» Direction: Produce a verbatim copy of the entries listed below.

Entries from a dataset
>>

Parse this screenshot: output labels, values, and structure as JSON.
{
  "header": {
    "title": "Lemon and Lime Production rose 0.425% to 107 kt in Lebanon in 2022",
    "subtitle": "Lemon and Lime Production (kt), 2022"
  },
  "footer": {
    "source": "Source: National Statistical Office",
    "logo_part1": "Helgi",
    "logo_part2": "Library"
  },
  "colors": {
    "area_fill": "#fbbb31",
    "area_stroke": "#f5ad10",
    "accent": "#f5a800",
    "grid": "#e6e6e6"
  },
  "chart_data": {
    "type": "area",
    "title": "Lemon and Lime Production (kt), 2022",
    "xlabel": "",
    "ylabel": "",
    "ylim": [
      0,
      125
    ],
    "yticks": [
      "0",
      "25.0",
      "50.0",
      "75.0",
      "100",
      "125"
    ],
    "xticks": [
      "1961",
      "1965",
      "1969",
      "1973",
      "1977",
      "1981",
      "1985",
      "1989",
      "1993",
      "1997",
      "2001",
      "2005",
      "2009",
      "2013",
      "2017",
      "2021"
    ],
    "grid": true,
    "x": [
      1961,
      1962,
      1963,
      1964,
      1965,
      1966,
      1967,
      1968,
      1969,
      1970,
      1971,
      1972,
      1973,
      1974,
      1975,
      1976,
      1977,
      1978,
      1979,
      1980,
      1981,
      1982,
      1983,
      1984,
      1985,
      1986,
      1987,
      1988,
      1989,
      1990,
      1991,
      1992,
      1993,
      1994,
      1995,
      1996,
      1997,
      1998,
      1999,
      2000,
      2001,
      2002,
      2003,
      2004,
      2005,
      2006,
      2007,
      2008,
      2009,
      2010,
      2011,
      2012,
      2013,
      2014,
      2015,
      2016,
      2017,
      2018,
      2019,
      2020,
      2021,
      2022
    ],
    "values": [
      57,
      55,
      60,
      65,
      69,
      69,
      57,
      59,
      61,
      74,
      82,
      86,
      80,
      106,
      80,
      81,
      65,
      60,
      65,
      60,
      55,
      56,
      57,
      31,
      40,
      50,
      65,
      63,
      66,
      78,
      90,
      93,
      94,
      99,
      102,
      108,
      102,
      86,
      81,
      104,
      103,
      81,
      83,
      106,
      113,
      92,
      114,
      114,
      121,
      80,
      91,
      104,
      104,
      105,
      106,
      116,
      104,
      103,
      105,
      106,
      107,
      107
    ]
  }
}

<<

» Response to the exercise:
Parse this screenshot: output labels, values, and structure as JSON.
{
  "header": {
    "title": "Lemon and Lime Production rose 0.425% to 107 kt in Lebanon in 2022",
    "subtitle": "Lemon and Lime Production (kt), 2022"
  },
  "footer": {
    "source": "Source: National Statistical Office",
    "logo_part1": "Helgi",
    "logo_part2": "Library"
  },
  "colors": {
    "area_fill": "#fbbb31",
    "area_stroke": "#f5ad10",
    "accent": "#f5a800",
    "grid": "#e6e6e6"
  },
  "chart_data": {
    "type": "area",
    "title": "Lemon and Lime Production (kt), 2022",
    "xlabel": "",
    "ylabel": "",
    "ylim": [
      0,
      125
    ],
    "yticks": [
      "0",
      "25.0",
      "50.0",
      "75.0",
      "100",
      "125"
    ],
    "xticks": [
      "1961",
      "1965",
      "1969",
      "1973",
      "1977",
      "1981",
      "1985",
      "1989",
      "1993",
      "1997",
      "2001",
      "2005",
      "2009",
      "2013",
      "2017",
      "2021"
    ],
    "grid": true,
    "x": [
      1961,
      1962,
      1963,
      1964,
      1965,
      1966,
      1967,
      1968,
      1969,
      1970,
      1971,
      1972,
      1973,
      1974,
      1975,
      1976,
      1977,
      1978,
      1979,
      1980,
      1981,
      1982,
      1983,
      1984,
      1985,
      1986,
      1987,
      1988,
      1989,
      1990,
      1991,
      1992,
      1993,
      1994,
      1995,
      1996,
      1997,
      1998,
      1999,
      2000,
      2001,
      2002,
      2003,
      2004,
      2005,
      2006,
      2007,
      2008,
      2009,
      2010,
      2011,
      2012,
      2013,
      2014,
      2015,
      2016,
      2017,
      2018,
      2019,
      2020,
      2021,
      2022
    ],
    "values": [
      57,
      55,
      60,
      65,
      69,
      69,
      57,
      59,
      61,
      74,
      82,
      86,
      80,
      106,
      80,
      81,
      65,
      60,
      65,
      60,
      55,
      56,
      57,
      31,
      40,
      50,
      65,
      63,
      66,
      78,
      90,
      93,
      94,
      99,
      102,
      108,
      102,
      86,
      81,
      104,
      103,
      81,
      83,
      106,
      113,
      92,
      114,
      114,
      121,
      80,
      91,
      104,
      104,
      105,
      106,
      116,
      104,
      103,
      105,
      106,
      107,
      107
    ]
  }
}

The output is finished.